───── Excerpted data

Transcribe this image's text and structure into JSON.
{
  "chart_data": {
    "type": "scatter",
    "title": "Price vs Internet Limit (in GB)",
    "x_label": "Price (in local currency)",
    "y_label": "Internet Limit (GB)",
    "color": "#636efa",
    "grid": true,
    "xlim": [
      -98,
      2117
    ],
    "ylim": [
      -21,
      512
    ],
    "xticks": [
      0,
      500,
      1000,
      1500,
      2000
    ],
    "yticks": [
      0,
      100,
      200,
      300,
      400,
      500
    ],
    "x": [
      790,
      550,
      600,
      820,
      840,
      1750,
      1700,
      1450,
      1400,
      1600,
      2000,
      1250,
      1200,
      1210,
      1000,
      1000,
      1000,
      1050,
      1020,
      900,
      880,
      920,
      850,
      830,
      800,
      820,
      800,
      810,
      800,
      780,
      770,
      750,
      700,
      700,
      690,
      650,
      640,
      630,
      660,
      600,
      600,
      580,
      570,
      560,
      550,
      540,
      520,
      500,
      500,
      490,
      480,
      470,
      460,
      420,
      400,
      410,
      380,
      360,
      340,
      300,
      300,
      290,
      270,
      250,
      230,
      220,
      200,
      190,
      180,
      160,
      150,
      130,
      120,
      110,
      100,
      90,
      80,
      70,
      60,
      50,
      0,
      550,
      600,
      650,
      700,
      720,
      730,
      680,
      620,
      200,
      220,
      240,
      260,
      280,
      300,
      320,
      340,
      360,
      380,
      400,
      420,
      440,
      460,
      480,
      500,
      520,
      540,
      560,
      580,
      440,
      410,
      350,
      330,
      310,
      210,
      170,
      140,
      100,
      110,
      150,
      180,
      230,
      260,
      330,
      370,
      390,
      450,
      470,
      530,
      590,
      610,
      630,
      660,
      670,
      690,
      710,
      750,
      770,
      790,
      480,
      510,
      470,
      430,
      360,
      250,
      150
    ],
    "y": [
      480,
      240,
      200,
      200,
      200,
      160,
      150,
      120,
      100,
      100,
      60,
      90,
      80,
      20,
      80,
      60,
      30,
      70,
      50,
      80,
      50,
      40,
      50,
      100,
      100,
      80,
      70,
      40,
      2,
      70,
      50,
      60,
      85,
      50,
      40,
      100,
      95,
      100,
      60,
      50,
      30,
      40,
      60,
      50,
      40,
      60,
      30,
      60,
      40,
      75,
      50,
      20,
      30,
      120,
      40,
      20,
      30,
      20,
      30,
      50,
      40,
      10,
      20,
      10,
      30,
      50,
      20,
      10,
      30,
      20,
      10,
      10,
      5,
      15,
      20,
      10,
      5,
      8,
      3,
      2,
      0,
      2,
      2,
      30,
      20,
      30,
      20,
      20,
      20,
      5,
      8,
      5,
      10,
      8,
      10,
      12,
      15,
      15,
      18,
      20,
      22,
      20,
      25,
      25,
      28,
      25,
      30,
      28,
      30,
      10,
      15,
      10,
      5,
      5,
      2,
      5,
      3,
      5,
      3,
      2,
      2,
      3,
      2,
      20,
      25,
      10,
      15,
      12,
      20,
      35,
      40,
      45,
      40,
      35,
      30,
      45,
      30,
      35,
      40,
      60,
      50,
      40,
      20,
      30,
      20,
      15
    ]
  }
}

──────────

→ Problem description
Please reproduce every line of the material word for word.

→ Complete response
Transcribe this image's text and structure into JSON.
{
  "chart_data": {
    "type": "scatter",
    "title": "Price vs Internet Limit (in GB)",
    "x_label": "Price (in local currency)",
    "y_label": "Internet Limit (GB)",
    "color": "#636efa",
    "grid": true,
    "xlim": [
      -98,
      2117
    ],
    "ylim": [
      -21,
      512
    ],
    "xticks": [
      0,
      500,
      1000,
      1500,
      2000
    ],
    "yticks": [
      0,
      100,
      200,
      300,
      400,
      500
    ],
    "x": [
      790,
      550,
      600,
      820,
      840,
      1750,
      1700,
      1450,
      1400,
      1600,
      2000,
      1250,
      1200,
      1210,
      1000,
      1000,
      1000,
      1050,
      1020,
      900,
      880,
      920,
      850,
      830,
      800,
      820,
      800,
      810,
      800,
      780,
      770,
      750,
      700,
      700,
      690,
      650,
      640,
      630,
      660,
      600,
      600,
      580,
      570,
      560,
      550,
      540,
      520,
      500,
      500,
      490,
      480,
      470,
      460,
      420,
      400,
      410,
      380,
      360,
      340,
      300,
      300,
      290,
      270,
      250,
      230,
      220,
      200,
      190,
      180,
      160,
      150,
      130,
      120,
      110,
      100,
      90,
      80,
      70,
      60,
      50,
      0,
      550,
      600,
      650,
      700,
      720,
      730,
      680,
      620,
      200,
      220,
      240,
      260,
      280,
      300,
      320,
      340,
      360,
      380,
      400,
      420,
      440,
      460,
      480,
      500,
      520,
      540,
      560,
      580,
      440,
      410,
      350,
      330,
      310,
      210,
      170,
      140,
      100,
      110,
      150,
      180,
      230,
      260,
      330,
      370,
      390,
      450,
      470,
      530,
      590,
      610,
      630,
      660,
      670,
      690,
      710,
      750,
      770,
      790,
      480,
      510,
      470,
      430,
      360,
      250,
      150
    ],
    "y": [
      480,
      240,
      200,
      200,
      200,
      160,
      150,
      120,
      100,
      100,
      60,
      90,
      80,
      20,
      80,
      60,
      30,
      70,
      50,
      80,
      50,
      40,
      50,
      100,
      100,
      80,
      70,
      40,
      2,
      70,
      50,
      60,
      85,
      50,
      40,
      100,
      95,
      100,
      60,
      50,
      30,
      40,
      60,
      50,
      40,
      60,
      30,
      60,
      40,
      75,
      50,
      20,
      30,
      120,
      40,
      20,
      30,
      20,
      30,
      50,
      40,
      10,
      20,
      10,
      30,
      50,
      20,
      10,
      30,
      20,
      10,
      10,
      5,
      15,
      20,
      10,
      5,
      8,
      3,
      2,
      0,
      2,
      2,
      30,
      20,
      30,
      20,
      20,
      20,
      5,
      8,
      5,
      10,
      8,
      10,
      12,
      15,
      15,
      18,
      20,
      22,
      20,
      25,
      25,
      28,
      25,
      30,
      28,
      30,
      10,
      15,
      10,
      5,
      5,
      2,
      5,
      3,
      5,
      3,
      2,
      2,
      3,
      2,
      20,
      25,
      10,
      15,
      12,
      20,
      35,
      40,
      45,
      40,
      35,
      30,
      45,
      30,
      35,
      40,
      60,
      50,
      40,
      20,
      30,
      20,
      15
    ]
  }
}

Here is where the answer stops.